------ Dataset excerpts
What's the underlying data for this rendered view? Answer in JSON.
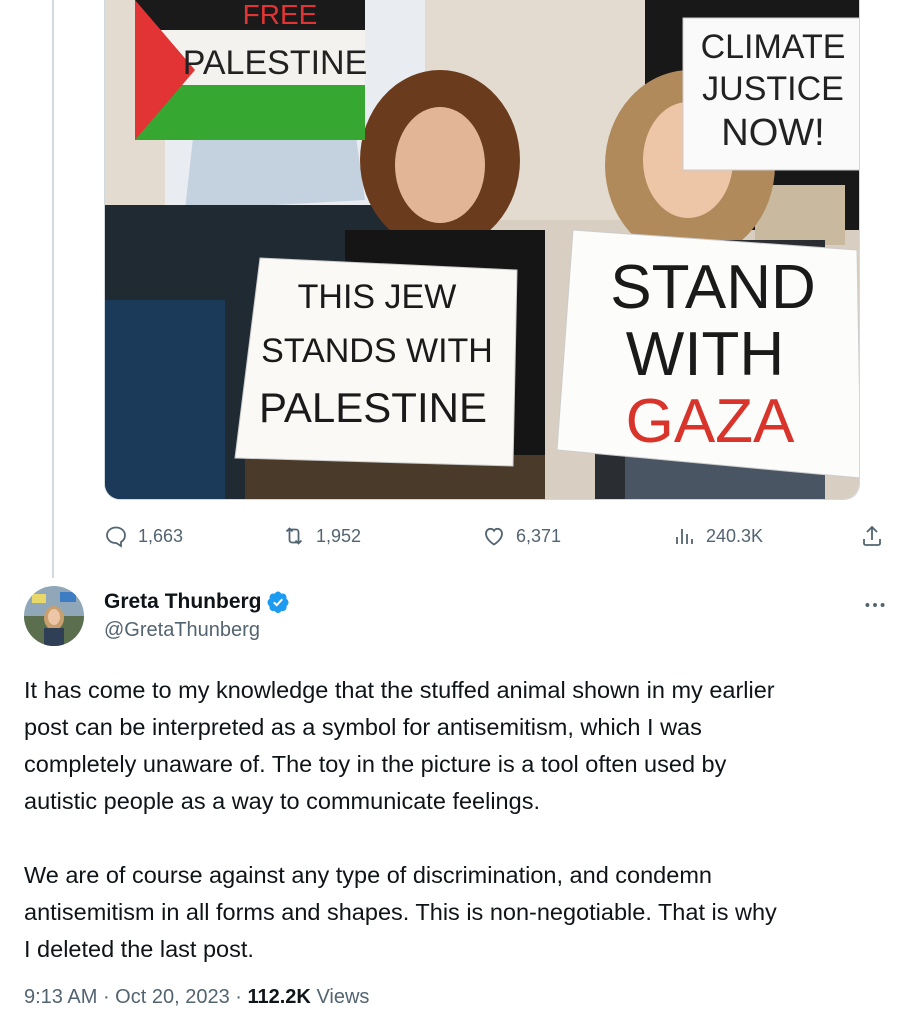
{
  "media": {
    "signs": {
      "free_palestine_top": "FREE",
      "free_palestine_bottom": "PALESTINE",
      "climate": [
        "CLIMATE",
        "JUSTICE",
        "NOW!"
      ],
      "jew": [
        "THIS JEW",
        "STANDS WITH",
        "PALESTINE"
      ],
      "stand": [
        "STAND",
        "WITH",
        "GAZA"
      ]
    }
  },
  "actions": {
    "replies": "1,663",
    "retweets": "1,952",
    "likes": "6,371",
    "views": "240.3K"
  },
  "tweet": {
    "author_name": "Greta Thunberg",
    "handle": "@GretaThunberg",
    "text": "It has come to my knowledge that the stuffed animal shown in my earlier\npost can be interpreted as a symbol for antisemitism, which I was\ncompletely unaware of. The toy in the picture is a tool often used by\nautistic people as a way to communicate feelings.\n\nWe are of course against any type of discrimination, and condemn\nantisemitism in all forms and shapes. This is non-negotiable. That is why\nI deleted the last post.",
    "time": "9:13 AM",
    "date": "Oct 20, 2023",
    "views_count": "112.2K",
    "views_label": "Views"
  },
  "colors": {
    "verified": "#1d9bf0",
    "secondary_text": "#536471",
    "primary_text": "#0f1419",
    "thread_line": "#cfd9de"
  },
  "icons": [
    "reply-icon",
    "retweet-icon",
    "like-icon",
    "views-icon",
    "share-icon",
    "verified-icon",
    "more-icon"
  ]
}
------------
- [Aim of the task]
Write out every entry again word for word, without any of the pictures.

- [Right answer]
What's the underlying data for this rendered view? Answer in JSON.
{
  "media": {
    "signs": {
      "free_palestine_top": "FREE",
      "free_palestine_bottom": "PALESTINE",
      "climate": [
        "CLIMATE",
        "JUSTICE",
        "NOW!"
      ],
      "jew": [
        "THIS JEW",
        "STANDS WITH",
        "PALESTINE"
      ],
      "stand": [
        "STAND",
        "WITH",
        "GAZA"
      ]
    }
  },
  "actions": {
    "replies": "1,663",
    "retweets": "1,952",
    "likes": "6,371",
    "views": "240.3K"
  },
  "tweet": {
    "author_name": "Greta Thunberg",
    "handle": "@GretaThunberg",
    "text": "It has come to my knowledge that the stuffed animal shown in my earlier\npost can be interpreted as a symbol for antisemitism, which I was\ncompletely unaware of. The toy in the picture is a tool often used by\nautistic people as a way to communicate feelings.\n\nWe are of course against any type of discrimination, and condemn\nantisemitism in all forms and shapes. This is non-negotiable. That is why\nI deleted the last post.",
    "time": "9:13 AM",
    "date": "Oct 20, 2023",
    "views_count": "112.2K",
    "views_label": "Views"
  },
  "colors": {
    "verified": "#1d9bf0",
    "secondary_text": "#536471",
    "primary_text": "#0f1419",
    "thread_line": "#cfd9de"
  },
  "icons": [
    "reply-icon",
    "retweet-icon",
    "like-icon",
    "views-icon",
    "share-icon",
    "verified-icon",
    "more-icon"
  ]
}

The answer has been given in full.